Set task: The records are set out below this line. Return exactly the lines from the one containing "Enumerate this chart's" through the last, and exclude the pictures.

[START OF Task input]

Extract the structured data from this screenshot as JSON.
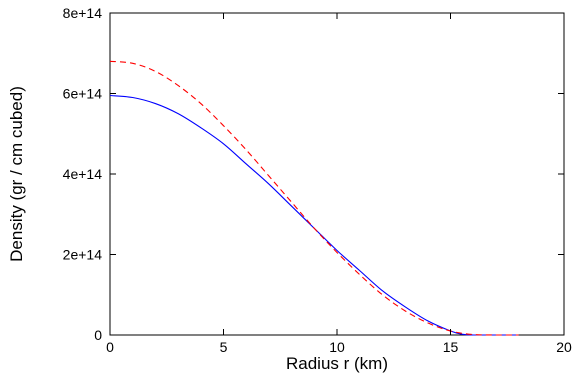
{
  "chart_data": {
    "type": "line",
    "title": "",
    "xlabel": "Radius r   (km)",
    "ylabel": "Density    (gr / cm  cubed)",
    "xlim": [
      0,
      20
    ],
    "ylim": [
      0,
      800000000000000.0
    ],
    "grid": false,
    "legend": "none",
    "x_ticks": [
      0,
      5,
      10,
      15,
      20
    ],
    "x_tick_labels": [
      "0",
      "5",
      "10",
      "15",
      "20"
    ],
    "y_ticks": [
      0,
      200000000000000.0,
      400000000000000.0,
      600000000000000.0,
      800000000000000.0
    ],
    "y_tick_labels": [
      "0",
      "2e+14",
      "4e+14",
      "6e+14",
      "8e+14"
    ],
    "series": [
      {
        "color": "#0000ff",
        "style": "solid",
        "x": [
          0,
          1,
          2,
          3,
          4,
          5,
          6,
          7,
          8,
          9,
          10,
          11,
          12,
          13,
          14,
          15,
          15.5,
          16,
          17,
          18
        ],
        "y": [
          595000000000000.0,
          590000000000000.0,
          575000000000000.0,
          550000000000000.0,
          515000000000000.0,
          475000000000000.0,
          425000000000000.0,
          375000000000000.0,
          320000000000000.0,
          265000000000000.0,
          210000000000000.0,
          160000000000000.0,
          110000000000000.0,
          70000000000000.0,
          35000000000000.0,
          10000000000000.0,
          2000000000000.0,
          0,
          0,
          0
        ]
      },
      {
        "color": "#ff0000",
        "style": "dashed",
        "x": [
          0,
          1,
          2,
          3,
          4,
          5,
          6,
          7,
          8,
          9,
          10,
          11,
          12,
          13,
          14,
          15,
          16,
          17,
          18
        ],
        "y": [
          680000000000000.0,
          675000000000000.0,
          655000000000000.0,
          620000000000000.0,
          575000000000000.0,
          520000000000000.0,
          460000000000000.0,
          395000000000000.0,
          330000000000000.0,
          265000000000000.0,
          205000000000000.0,
          150000000000000.0,
          100000000000000.0,
          60000000000000.0,
          30000000000000.0,
          10000000000000.0,
          1000000000000.0,
          0,
          0
        ]
      }
    ]
  }
}
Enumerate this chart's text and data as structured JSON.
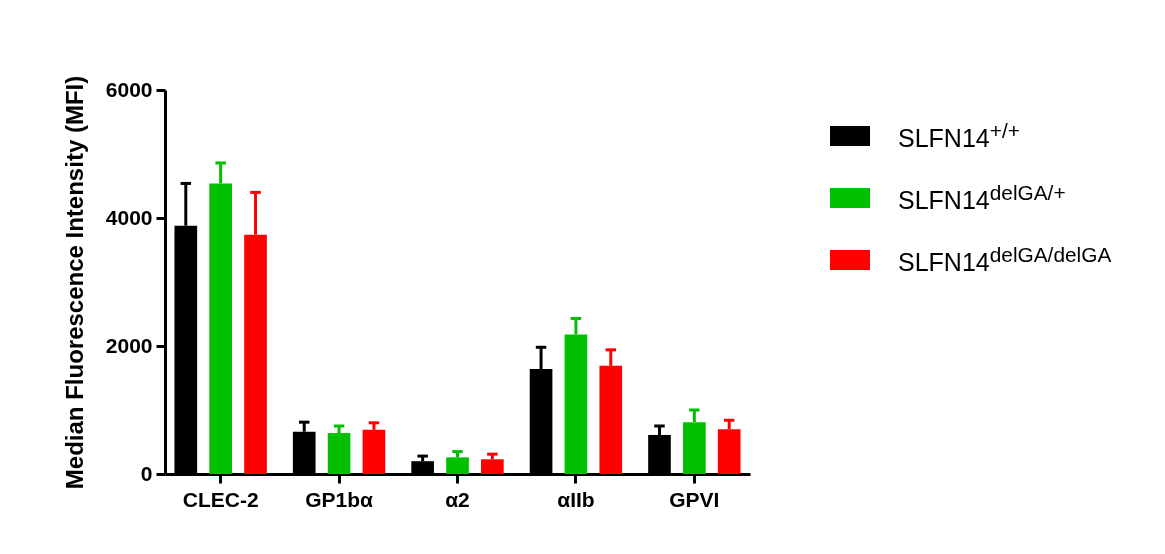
{
  "chart_data": {
    "type": "bar",
    "ylabel": "Median Fluorescence Intensity (MFI)",
    "categories": [
      "CLEC-2",
      "GP1bα",
      "α2",
      "αIIb",
      "GPVI"
    ],
    "series": [
      {
        "name": "SLFN14$^{+/+}$",
        "color": "#000000",
        "values": [
          3880,
          660,
          200,
          1640,
          610
        ],
        "errors": [
          [
            3880,
            4540
          ],
          [
            660,
            810
          ],
          [
            200,
            280
          ],
          [
            1640,
            1980
          ],
          [
            610,
            750
          ]
        ]
      },
      {
        "name": "SLFN14$^{delGA/+}$",
        "color": "#00c000",
        "values": [
          4540,
          640,
          260,
          2180,
          810
        ],
        "errors": [
          [
            4540,
            4860
          ],
          [
            640,
            750
          ],
          [
            260,
            350
          ],
          [
            2180,
            2430
          ],
          [
            810,
            1000
          ]
        ]
      },
      {
        "name": "SLFN14$^{delGA/delGA}$",
        "color": "#ff0000",
        "values": [
          3740,
          690,
          230,
          1690,
          700
        ],
        "errors": [
          [
            3740,
            4400
          ],
          [
            690,
            800
          ],
          [
            230,
            310
          ],
          [
            1690,
            1940
          ],
          [
            700,
            840
          ]
        ]
      }
    ],
    "ylim": [
      0,
      6000
    ],
    "yticks": [
      0,
      2000,
      4000,
      6000
    ],
    "grid": false,
    "legend": "right"
  }
}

[END OF Task input]

Exercise solution:
Enumerate this chart's text and data as structured JSON.
{
  "chart_data": {
    "type": "bar",
    "ylabel": "Median Fluorescence Intensity (MFI)",
    "categories": [
      "CLEC-2",
      "GP1bα",
      "α2",
      "αIIb",
      "GPVI"
    ],
    "series": [
      {
        "name": "SLFN14$^{+/+}$",
        "color": "#000000",
        "values": [
          3880,
          660,
          200,
          1640,
          610
        ],
        "errors": [
          [
            3880,
            4540
          ],
          [
            660,
            810
          ],
          [
            200,
            280
          ],
          [
            1640,
            1980
          ],
          [
            610,
            750
          ]
        ]
      },
      {
        "name": "SLFN14$^{delGA/+}$",
        "color": "#00c000",
        "values": [
          4540,
          640,
          260,
          2180,
          810
        ],
        "errors": [
          [
            4540,
            4860
          ],
          [
            640,
            750
          ],
          [
            260,
            350
          ],
          [
            2180,
            2430
          ],
          [
            810,
            1000
          ]
        ]
      },
      {
        "name": "SLFN14$^{delGA/delGA}$",
        "color": "#ff0000",
        "values": [
          3740,
          690,
          230,
          1690,
          700
        ],
        "errors": [
          [
            3740,
            4400
          ],
          [
            690,
            800
          ],
          [
            230,
            310
          ],
          [
            1690,
            1940
          ],
          [
            700,
            840
          ]
        ]
      }
    ],
    "ylim": [
      0,
      6000
    ],
    "yticks": [
      0,
      2000,
      4000,
      6000
    ],
    "grid": false,
    "legend": "right"
  }
}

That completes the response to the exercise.